Scan the material that follows. Copy every line containing the word "JSON".
begin Data excerpts
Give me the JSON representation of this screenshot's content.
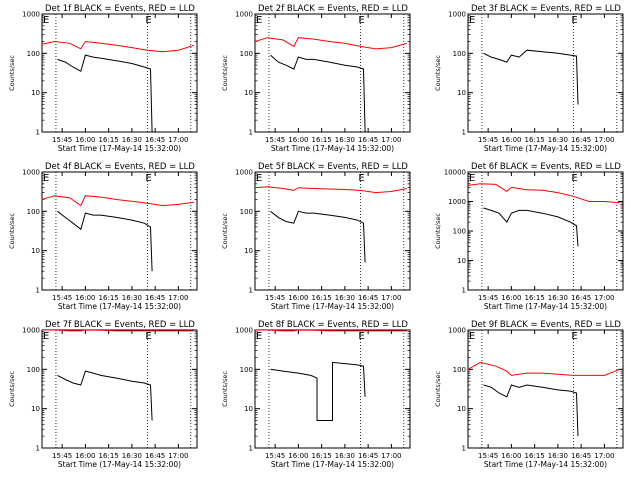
{
  "figure": {
    "x_tick_labels": [
      "15:45",
      "16:00",
      "16:15",
      "16:30",
      "16:45",
      "17:00"
    ],
    "y_tick_labels_short": [
      "1",
      "10",
      "100",
      "1000"
    ],
    "y_tick_labels_long": [
      "1",
      "10",
      "100",
      "1000",
      "10000"
    ],
    "colors": {
      "events": "#000000",
      "lld": "#ff0000",
      "axes": "#000000"
    }
  },
  "chart_data": [
    {
      "type": "line",
      "title": "Det 1f BLACK = Events, RED = LLD",
      "xlabel": "Start Time (17-May-14 15:32:00)",
      "ylabel": "Counts/sec",
      "xlim": [
        "15:32",
        "17:12"
      ],
      "ylim": [
        1,
        1000
      ],
      "y_scale": "log",
      "grid": false,
      "event_markers": [
        "15:32",
        "16:40"
      ],
      "vertical_dotted_lines": [
        "15:41",
        "16:40",
        "17:08"
      ],
      "series": [
        {
          "name": "LLD",
          "color": "#ff0000",
          "x": [
            "15:32",
            "15:40",
            "15:50",
            "15:57",
            "16:00",
            "16:10",
            "16:20",
            "16:30",
            "16:40",
            "16:50",
            "17:00",
            "17:10"
          ],
          "y": [
            170,
            200,
            180,
            130,
            200,
            180,
            160,
            140,
            120,
            110,
            120,
            160
          ]
        },
        {
          "name": "Events",
          "color": "#000000",
          "x": [
            "15:42",
            "15:47",
            "15:52",
            "15:57",
            "16:00",
            "16:05",
            "16:10",
            "16:20",
            "16:30",
            "16:38",
            "16:42",
            "16:43",
            "16:43"
          ],
          "y": [
            70,
            60,
            45,
            35,
            90,
            80,
            75,
            65,
            55,
            45,
            40,
            1,
            1
          ]
        }
      ]
    },
    {
      "type": "line",
      "title": "Det 2f BLACK = Events, RED = LLD",
      "xlabel": "Start Time (17-May-14 15:32:00)",
      "ylabel": "Counts/sec",
      "xlim": [
        "15:32",
        "17:12"
      ],
      "ylim": [
        1,
        1000
      ],
      "y_scale": "log",
      "grid": false,
      "event_markers": [
        "15:32",
        "16:40"
      ],
      "vertical_dotted_lines": [
        "15:41",
        "16:40",
        "17:08"
      ],
      "series": [
        {
          "name": "LLD",
          "color": "#ff0000",
          "x": [
            "15:32",
            "15:40",
            "15:50",
            "15:57",
            "16:00",
            "16:10",
            "16:20",
            "16:30",
            "16:40",
            "16:50",
            "17:00",
            "17:10"
          ],
          "y": [
            200,
            250,
            220,
            150,
            250,
            230,
            200,
            180,
            150,
            130,
            140,
            180
          ]
        },
        {
          "name": "Events",
          "color": "#000000",
          "x": [
            "15:42",
            "15:47",
            "15:52",
            "15:57",
            "16:00",
            "16:05",
            "16:10",
            "16:20",
            "16:30",
            "16:38",
            "16:42",
            "16:43",
            "16:43"
          ],
          "y": [
            90,
            60,
            50,
            40,
            80,
            70,
            70,
            60,
            50,
            45,
            40,
            1,
            1
          ]
        }
      ]
    },
    {
      "type": "line",
      "title": "Det 3f BLACK = Events, RED = LLD",
      "xlabel": "Start Time (17-May-14 15:32:00)",
      "ylabel": "Counts/sec",
      "xlim": [
        "15:32",
        "17:12"
      ],
      "ylim": [
        1,
        1000
      ],
      "y_scale": "log",
      "grid": false,
      "event_markers": [
        "15:32",
        "16:40"
      ],
      "vertical_dotted_lines": [
        "15:41",
        "16:40",
        "17:08"
      ],
      "series": [
        {
          "name": "Events",
          "color": "#000000",
          "x": [
            "15:42",
            "15:47",
            "15:52",
            "15:57",
            "16:00",
            "16:05",
            "16:10",
            "16:20",
            "16:30",
            "16:38",
            "16:42",
            "16:43",
            "16:43"
          ],
          "y": [
            100,
            80,
            70,
            60,
            90,
            80,
            120,
            110,
            100,
            90,
            85,
            5,
            5
          ]
        }
      ]
    },
    {
      "type": "line",
      "title": "Det 4f BLACK = Events, RED = LLD",
      "xlabel": "Start Time (17-May-14 15:32:00)",
      "ylabel": "Counts/sec",
      "xlim": [
        "15:32",
        "17:12"
      ],
      "ylim": [
        1,
        1000
      ],
      "y_scale": "log",
      "grid": false,
      "event_markers": [
        "15:32",
        "16:40"
      ],
      "vertical_dotted_lines": [
        "15:41",
        "16:40",
        "17:08"
      ],
      "series": [
        {
          "name": "LLD",
          "color": "#ff0000",
          "x": [
            "15:32",
            "15:40",
            "15:50",
            "15:57",
            "16:00",
            "16:10",
            "16:20",
            "16:30",
            "16:40",
            "16:50",
            "17:00",
            "17:10"
          ],
          "y": [
            200,
            250,
            220,
            140,
            250,
            230,
            200,
            180,
            160,
            140,
            150,
            170
          ]
        },
        {
          "name": "Events",
          "color": "#000000",
          "x": [
            "15:42",
            "15:47",
            "15:52",
            "15:57",
            "16:00",
            "16:05",
            "16:10",
            "16:20",
            "16:30",
            "16:38",
            "16:42",
            "16:43",
            "16:43"
          ],
          "y": [
            100,
            70,
            50,
            35,
            90,
            80,
            80,
            70,
            60,
            50,
            40,
            3,
            3
          ]
        }
      ]
    },
    {
      "type": "line",
      "title": "Det 5f BLACK = Events, RED = LLD",
      "xlabel": "Start Time (17-May-14 15:32:00)",
      "ylabel": "Counts/sec",
      "xlim": [
        "15:32",
        "17:12"
      ],
      "ylim": [
        1,
        1000
      ],
      "y_scale": "log",
      "grid": false,
      "event_markers": [
        "15:32",
        "16:40"
      ],
      "vertical_dotted_lines": [
        "15:41",
        "16:40",
        "17:08"
      ],
      "series": [
        {
          "name": "LLD",
          "color": "#ff0000",
          "x": [
            "15:32",
            "15:40",
            "15:50",
            "15:57",
            "16:00",
            "16:10",
            "16:20",
            "16:30",
            "16:40",
            "16:50",
            "17:00",
            "17:10"
          ],
          "y": [
            400,
            420,
            380,
            340,
            400,
            380,
            370,
            360,
            340,
            300,
            320,
            380
          ]
        },
        {
          "name": "Events",
          "color": "#000000",
          "x": [
            "15:42",
            "15:47",
            "15:52",
            "15:57",
            "16:00",
            "16:05",
            "16:10",
            "16:20",
            "16:30",
            "16:38",
            "16:42",
            "16:43",
            "16:43"
          ],
          "y": [
            100,
            70,
            55,
            50,
            100,
            90,
            90,
            80,
            70,
            60,
            50,
            5,
            5
          ]
        }
      ]
    },
    {
      "type": "line",
      "title": "Det 6f BLACK = Events, RED = LLD",
      "xlabel": "Start Time (17-May-14 15:32:00)",
      "ylabel": "Counts/sec",
      "xlim": [
        "15:32",
        "17:12"
      ],
      "ylim": [
        1,
        10000
      ],
      "y_scale": "log",
      "grid": false,
      "event_markers": [
        "15:32",
        "16:40"
      ],
      "vertical_dotted_lines": [
        "15:41",
        "16:40",
        "17:08"
      ],
      "series": [
        {
          "name": "LLD",
          "color": "#ff0000",
          "x": [
            "15:32",
            "15:40",
            "15:50",
            "15:57",
            "16:00",
            "16:10",
            "16:20",
            "16:30",
            "16:40",
            "16:50",
            "17:00",
            "17:10"
          ],
          "y": [
            3500,
            4000,
            3800,
            2200,
            3000,
            2500,
            2400,
            2000,
            1500,
            1000,
            1000,
            900
          ]
        },
        {
          "name": "Events",
          "color": "#000000",
          "x": [
            "15:42",
            "15:47",
            "15:52",
            "15:57",
            "16:00",
            "16:05",
            "16:10",
            "16:20",
            "16:30",
            "16:38",
            "16:42",
            "16:43",
            "16:43"
          ],
          "y": [
            600,
            500,
            400,
            200,
            400,
            500,
            500,
            400,
            300,
            200,
            150,
            30,
            30
          ]
        }
      ]
    },
    {
      "type": "line",
      "title": "Det 7f BLACK = Events, RED = LLD",
      "xlabel": "Start Time (17-May-14 15:32:00)",
      "ylabel": "Counts/sec",
      "xlim": [
        "15:32",
        "17:12"
      ],
      "ylim": [
        1,
        1000
      ],
      "y_scale": "log",
      "grid": false,
      "event_markers": [
        "15:32",
        "16:40"
      ],
      "vertical_dotted_lines": [
        "15:41",
        "16:40",
        "17:08"
      ],
      "series": [
        {
          "name": "LLD",
          "color": "#ff0000",
          "x": [
            "15:32",
            "15:40",
            "15:50",
            "15:57",
            "16:00",
            "16:10",
            "16:20",
            "16:30",
            "16:40",
            "16:50",
            "17:00",
            "17:10"
          ],
          "y": [
            1000,
            1000,
            950,
            950,
            1000,
            980,
            950,
            950,
            950,
            950,
            950,
            950
          ]
        },
        {
          "name": "Events",
          "color": "#000000",
          "x": [
            "15:42",
            "15:47",
            "15:52",
            "15:57",
            "16:00",
            "16:05",
            "16:10",
            "16:20",
            "16:30",
            "16:38",
            "16:42",
            "16:43",
            "16:43"
          ],
          "y": [
            70,
            55,
            45,
            40,
            90,
            80,
            70,
            60,
            50,
            45,
            40,
            5,
            5
          ]
        }
      ]
    },
    {
      "type": "line",
      "title": "Det 8f BLACK = Events, RED = LLD",
      "xlabel": "Start Time (17-May-14 15:32:00)",
      "ylabel": "Counts/sec",
      "xlim": [
        "15:32",
        "17:12"
      ],
      "ylim": [
        1,
        1000
      ],
      "y_scale": "log",
      "grid": false,
      "event_markers": [
        "15:32",
        "16:40"
      ],
      "vertical_dotted_lines": [
        "15:41",
        "16:40",
        "17:08"
      ],
      "series": [
        {
          "name": "LLD",
          "color": "#ff0000",
          "x": [
            "15:32",
            "15:40",
            "15:50",
            "15:57",
            "16:00",
            "16:10",
            "16:20",
            "16:30",
            "16:40",
            "16:50",
            "17:00",
            "17:10"
          ],
          "y": [
            1000,
            1000,
            950,
            950,
            1000,
            980,
            950,
            950,
            950,
            950,
            950,
            950
          ]
        },
        {
          "name": "Events",
          "color": "#000000",
          "x": [
            "15:42",
            "15:50",
            "16:00",
            "16:08",
            "16:12",
            "16:12",
            "16:22",
            "16:22",
            "16:30",
            "16:38",
            "16:42",
            "16:43",
            "16:43"
          ],
          "y": [
            100,
            90,
            80,
            70,
            60,
            5,
            5,
            150,
            140,
            130,
            120,
            20,
            20
          ]
        }
      ]
    },
    {
      "type": "line",
      "title": "Det 9f BLACK = Events, RED = LLD",
      "xlabel": "Start Time (17-May-14 15:32:00)",
      "ylabel": "Counts/sec",
      "xlim": [
        "15:32",
        "17:12"
      ],
      "ylim": [
        1,
        1000
      ],
      "y_scale": "log",
      "grid": false,
      "event_markers": [
        "15:32",
        "16:40"
      ],
      "vertical_dotted_lines": [
        "15:41",
        "16:40",
        "17:08"
      ],
      "series": [
        {
          "name": "LLD",
          "color": "#ff0000",
          "x": [
            "15:32",
            "15:40",
            "15:50",
            "15:57",
            "16:00",
            "16:10",
            "16:20",
            "16:30",
            "16:40",
            "16:50",
            "17:00",
            "17:10"
          ],
          "y": [
            100,
            150,
            120,
            90,
            70,
            80,
            80,
            75,
            70,
            70,
            70,
            100
          ]
        },
        {
          "name": "Events",
          "color": "#000000",
          "x": [
            "15:42",
            "15:47",
            "15:52",
            "15:57",
            "16:00",
            "16:05",
            "16:10",
            "16:20",
            "16:30",
            "16:38",
            "16:42",
            "16:43",
            "16:43"
          ],
          "y": [
            40,
            35,
            25,
            20,
            40,
            35,
            40,
            35,
            30,
            28,
            25,
            2,
            2
          ]
        }
      ]
    }
  ]
}
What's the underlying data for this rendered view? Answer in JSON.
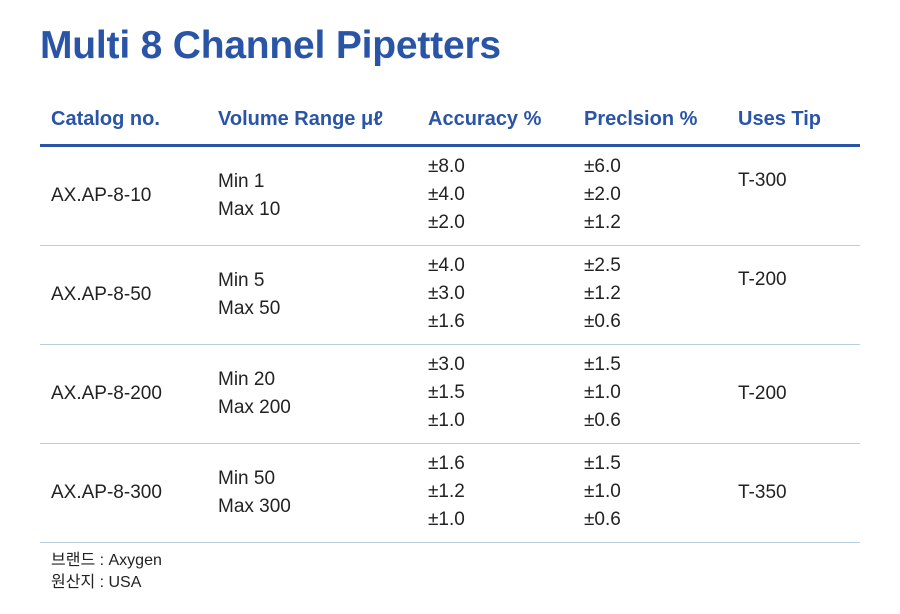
end Data excerpts
Solution to this problem:
Give me the JSON representation of this screenshot's content.
What's the underlying data for this rendered view? Answer in JSON.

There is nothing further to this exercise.